(Items from a data source)

══════════════════════════════

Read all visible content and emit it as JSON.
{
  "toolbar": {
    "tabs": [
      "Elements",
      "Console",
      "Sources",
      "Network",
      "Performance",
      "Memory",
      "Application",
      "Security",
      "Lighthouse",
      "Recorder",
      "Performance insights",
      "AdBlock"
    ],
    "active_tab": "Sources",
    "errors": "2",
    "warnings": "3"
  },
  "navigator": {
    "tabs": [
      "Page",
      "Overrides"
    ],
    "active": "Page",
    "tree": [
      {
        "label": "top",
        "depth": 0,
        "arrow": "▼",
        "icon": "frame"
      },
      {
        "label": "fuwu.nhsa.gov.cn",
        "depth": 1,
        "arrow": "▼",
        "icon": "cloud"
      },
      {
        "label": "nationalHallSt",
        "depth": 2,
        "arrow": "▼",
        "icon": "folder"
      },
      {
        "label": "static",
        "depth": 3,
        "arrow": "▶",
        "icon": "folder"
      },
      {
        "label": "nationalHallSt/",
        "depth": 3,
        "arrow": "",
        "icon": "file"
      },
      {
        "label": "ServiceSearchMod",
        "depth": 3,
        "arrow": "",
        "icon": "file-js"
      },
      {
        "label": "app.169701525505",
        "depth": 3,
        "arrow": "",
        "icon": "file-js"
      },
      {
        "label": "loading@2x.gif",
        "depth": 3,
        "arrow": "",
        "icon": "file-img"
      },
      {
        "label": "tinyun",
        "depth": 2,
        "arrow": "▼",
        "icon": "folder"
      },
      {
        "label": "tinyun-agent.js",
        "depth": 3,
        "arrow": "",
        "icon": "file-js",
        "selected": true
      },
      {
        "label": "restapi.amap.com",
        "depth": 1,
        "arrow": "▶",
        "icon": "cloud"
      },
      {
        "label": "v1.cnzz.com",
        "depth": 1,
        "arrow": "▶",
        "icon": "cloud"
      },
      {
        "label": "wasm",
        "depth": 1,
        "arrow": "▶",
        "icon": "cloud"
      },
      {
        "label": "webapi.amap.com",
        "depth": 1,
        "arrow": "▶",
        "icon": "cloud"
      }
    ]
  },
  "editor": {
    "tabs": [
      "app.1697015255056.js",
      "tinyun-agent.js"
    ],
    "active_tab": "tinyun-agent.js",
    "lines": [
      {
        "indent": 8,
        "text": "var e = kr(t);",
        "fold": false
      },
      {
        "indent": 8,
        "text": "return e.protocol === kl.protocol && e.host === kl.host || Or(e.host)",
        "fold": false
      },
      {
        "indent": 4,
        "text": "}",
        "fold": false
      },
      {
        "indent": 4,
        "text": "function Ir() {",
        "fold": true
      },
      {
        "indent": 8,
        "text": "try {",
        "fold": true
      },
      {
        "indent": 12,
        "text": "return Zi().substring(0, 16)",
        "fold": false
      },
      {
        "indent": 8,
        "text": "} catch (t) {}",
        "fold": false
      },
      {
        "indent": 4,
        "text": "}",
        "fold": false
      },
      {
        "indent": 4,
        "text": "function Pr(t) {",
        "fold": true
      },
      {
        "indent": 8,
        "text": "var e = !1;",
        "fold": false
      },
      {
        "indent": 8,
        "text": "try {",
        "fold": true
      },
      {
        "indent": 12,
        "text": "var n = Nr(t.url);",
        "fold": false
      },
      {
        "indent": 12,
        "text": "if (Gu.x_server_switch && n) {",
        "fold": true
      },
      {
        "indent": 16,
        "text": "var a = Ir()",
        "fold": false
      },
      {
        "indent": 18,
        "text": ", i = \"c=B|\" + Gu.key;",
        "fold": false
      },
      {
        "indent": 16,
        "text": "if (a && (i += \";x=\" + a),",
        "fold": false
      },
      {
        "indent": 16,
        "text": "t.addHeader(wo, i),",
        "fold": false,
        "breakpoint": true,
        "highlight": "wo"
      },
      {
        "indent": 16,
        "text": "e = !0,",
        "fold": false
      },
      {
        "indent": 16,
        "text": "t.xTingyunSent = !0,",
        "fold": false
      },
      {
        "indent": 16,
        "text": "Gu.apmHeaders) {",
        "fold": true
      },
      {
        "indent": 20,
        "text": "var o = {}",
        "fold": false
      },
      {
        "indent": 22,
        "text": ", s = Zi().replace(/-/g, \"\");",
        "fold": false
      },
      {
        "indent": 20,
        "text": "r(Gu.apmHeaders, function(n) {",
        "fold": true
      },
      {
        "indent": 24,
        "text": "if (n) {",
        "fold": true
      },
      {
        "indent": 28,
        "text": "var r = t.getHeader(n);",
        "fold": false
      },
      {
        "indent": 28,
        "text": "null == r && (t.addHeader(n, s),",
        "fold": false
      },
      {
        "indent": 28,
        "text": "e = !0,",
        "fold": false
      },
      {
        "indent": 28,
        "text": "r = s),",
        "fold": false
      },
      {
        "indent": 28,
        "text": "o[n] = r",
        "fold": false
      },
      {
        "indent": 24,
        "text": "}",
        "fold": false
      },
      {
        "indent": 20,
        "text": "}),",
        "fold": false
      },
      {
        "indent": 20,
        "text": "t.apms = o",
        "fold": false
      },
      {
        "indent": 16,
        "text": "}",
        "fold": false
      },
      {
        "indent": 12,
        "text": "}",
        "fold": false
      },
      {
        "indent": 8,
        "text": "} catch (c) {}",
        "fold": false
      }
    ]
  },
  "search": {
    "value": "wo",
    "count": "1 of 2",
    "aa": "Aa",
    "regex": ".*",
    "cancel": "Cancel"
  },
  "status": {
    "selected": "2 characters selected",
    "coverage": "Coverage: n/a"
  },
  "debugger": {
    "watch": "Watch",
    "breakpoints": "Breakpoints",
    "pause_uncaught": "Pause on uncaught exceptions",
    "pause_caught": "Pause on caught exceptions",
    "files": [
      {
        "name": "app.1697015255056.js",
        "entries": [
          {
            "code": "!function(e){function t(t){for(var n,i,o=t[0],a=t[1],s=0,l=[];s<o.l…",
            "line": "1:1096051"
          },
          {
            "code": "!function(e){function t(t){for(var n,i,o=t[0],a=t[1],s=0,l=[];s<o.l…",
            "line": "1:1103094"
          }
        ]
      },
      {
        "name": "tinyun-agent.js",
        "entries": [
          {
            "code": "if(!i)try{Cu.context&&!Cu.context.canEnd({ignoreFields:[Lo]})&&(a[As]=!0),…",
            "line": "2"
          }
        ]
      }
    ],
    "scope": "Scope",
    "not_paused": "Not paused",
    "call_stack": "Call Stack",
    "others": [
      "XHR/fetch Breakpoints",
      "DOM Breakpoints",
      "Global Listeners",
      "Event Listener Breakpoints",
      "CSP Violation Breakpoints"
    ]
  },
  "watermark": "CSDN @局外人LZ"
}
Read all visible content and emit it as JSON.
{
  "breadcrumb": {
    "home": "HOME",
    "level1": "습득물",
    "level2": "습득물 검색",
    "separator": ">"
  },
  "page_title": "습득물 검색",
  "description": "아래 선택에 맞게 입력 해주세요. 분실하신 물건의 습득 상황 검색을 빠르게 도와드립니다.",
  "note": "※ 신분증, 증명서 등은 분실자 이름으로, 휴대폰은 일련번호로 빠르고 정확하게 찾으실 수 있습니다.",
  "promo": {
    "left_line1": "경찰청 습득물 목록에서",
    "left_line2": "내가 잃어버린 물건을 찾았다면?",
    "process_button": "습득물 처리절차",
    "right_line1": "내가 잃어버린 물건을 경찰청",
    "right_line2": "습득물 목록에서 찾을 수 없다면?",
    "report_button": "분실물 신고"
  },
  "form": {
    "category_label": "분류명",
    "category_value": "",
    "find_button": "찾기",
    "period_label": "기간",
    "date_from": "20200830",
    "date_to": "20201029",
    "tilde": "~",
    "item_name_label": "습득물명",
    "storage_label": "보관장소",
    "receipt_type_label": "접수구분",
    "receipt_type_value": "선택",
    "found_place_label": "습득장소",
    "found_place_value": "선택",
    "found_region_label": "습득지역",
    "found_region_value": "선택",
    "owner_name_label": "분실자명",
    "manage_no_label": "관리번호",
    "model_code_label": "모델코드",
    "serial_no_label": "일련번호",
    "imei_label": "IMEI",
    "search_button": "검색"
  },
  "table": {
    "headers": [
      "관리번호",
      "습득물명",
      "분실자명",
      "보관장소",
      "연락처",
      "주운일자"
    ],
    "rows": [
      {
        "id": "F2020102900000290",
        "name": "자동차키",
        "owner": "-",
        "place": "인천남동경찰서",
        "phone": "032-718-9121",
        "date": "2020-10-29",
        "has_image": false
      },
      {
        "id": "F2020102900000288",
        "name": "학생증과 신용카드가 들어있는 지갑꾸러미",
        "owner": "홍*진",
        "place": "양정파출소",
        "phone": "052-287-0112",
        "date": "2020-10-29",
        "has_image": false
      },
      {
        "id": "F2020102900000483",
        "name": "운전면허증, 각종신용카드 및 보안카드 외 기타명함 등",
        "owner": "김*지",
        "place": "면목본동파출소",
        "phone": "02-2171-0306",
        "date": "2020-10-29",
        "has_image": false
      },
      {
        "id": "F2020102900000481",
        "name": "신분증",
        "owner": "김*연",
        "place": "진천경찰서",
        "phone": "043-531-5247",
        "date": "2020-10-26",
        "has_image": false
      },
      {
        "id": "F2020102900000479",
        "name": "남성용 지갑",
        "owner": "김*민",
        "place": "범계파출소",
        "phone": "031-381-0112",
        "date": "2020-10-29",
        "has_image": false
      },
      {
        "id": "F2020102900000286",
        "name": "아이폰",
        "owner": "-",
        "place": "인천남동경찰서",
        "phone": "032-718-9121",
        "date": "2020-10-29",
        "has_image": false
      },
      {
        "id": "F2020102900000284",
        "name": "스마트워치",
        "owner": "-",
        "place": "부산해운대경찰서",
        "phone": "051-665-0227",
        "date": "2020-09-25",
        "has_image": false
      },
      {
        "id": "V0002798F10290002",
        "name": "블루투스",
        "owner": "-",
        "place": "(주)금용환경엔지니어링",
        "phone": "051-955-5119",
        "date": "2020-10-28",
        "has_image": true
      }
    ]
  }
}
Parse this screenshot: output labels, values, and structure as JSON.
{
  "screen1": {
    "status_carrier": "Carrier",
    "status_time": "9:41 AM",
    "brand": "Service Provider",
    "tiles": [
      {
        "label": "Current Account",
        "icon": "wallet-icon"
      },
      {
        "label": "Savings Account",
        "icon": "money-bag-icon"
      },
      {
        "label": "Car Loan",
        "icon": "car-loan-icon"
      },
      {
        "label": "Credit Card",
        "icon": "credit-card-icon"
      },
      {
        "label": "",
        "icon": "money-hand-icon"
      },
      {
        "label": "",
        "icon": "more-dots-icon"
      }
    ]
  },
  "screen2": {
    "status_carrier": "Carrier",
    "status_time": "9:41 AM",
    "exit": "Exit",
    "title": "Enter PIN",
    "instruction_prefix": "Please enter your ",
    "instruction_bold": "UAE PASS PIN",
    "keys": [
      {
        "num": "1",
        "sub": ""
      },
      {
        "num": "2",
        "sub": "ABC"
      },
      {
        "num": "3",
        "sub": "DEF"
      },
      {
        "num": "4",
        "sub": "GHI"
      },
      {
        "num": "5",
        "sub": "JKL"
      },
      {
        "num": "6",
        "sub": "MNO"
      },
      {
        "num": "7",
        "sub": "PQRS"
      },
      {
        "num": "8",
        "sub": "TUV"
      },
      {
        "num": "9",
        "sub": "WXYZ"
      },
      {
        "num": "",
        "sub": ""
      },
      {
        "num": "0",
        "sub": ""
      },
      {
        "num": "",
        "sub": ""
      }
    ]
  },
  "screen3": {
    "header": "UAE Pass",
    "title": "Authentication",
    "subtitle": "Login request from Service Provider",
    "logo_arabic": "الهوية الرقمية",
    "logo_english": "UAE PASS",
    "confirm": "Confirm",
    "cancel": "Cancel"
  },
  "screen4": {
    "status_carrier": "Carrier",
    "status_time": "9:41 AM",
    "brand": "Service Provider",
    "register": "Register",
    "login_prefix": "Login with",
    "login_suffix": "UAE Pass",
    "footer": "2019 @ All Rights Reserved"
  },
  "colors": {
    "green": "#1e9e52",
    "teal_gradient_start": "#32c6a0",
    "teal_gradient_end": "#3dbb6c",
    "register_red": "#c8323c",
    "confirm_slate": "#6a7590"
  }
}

══════════════════════════════

**YOUR OBJECTIVE:** Print from the line containing "Parse this screenshot: output" to the last line above, exactly as written.

**FULL ANSWER:**
Parse this screenshot: output labels, values, and structure as JSON.
{
  "screen1": {
    "status_carrier": "Carrier",
    "status_time": "9:41 AM",
    "brand": "Service Provider",
    "tiles": [
      {
        "label": "Current Account",
        "icon": "wallet-icon"
      },
      {
        "label": "Savings Account",
        "icon": "money-bag-icon"
      },
      {
        "label": "Car Loan",
        "icon": "car-loan-icon"
      },
      {
        "label": "Credit Card",
        "icon": "credit-card-icon"
      },
      {
        "label": "",
        "icon": "money-hand-icon"
      },
      {
        "label": "",
        "icon": "more-dots-icon"
      }
    ]
  },
  "screen2": {
    "status_carrier": "Carrier",
    "status_time": "9:41 AM",
    "exit": "Exit",
    "title": "Enter PIN",
    "instruction_prefix": "Please enter your ",
    "instruction_bold": "UAE PASS PIN",
    "keys": [
      {
        "num": "1",
        "sub": ""
      },
      {
        "num": "2",
        "sub": "ABC"
      },
      {
        "num": "3",
        "sub": "DEF"
      },
      {
        "num": "4",
        "sub": "GHI"
      },
      {
        "num": "5",
        "sub": "JKL"
      },
      {
        "num": "6",
        "sub": "MNO"
      },
      {
        "num": "7",
        "sub": "PQRS"
      },
      {
        "num": "8",
        "sub": "TUV"
      },
      {
        "num": "9",
        "sub": "WXYZ"
      },
      {
        "num": "",
        "sub": ""
      },
      {
        "num": "0",
        "sub": ""
      },
      {
        "num": "",
        "sub": ""
      }
    ]
  },
  "screen3": {
    "header": "UAE Pass",
    "title": "Authentication",
    "subtitle": "Login request from Service Provider",
    "logo_arabic": "الهوية الرقمية",
    "logo_english": "UAE PASS",
    "confirm": "Confirm",
    "cancel": "Cancel"
  },
  "screen4": {
    "status_carrier": "Carrier",
    "status_time": "9:41 AM",
    "brand": "Service Provider",
    "register": "Register",
    "login_prefix": "Login with",
    "login_suffix": "UAE Pass",
    "footer": "2019 @ All Rights Reserved"
  },
  "colors": {
    "green": "#1e9e52",
    "teal_gradient_start": "#32c6a0",
    "teal_gradient_end": "#3dbb6c",
    "register_red": "#c8323c",
    "confirm_slate": "#6a7590"
  }
}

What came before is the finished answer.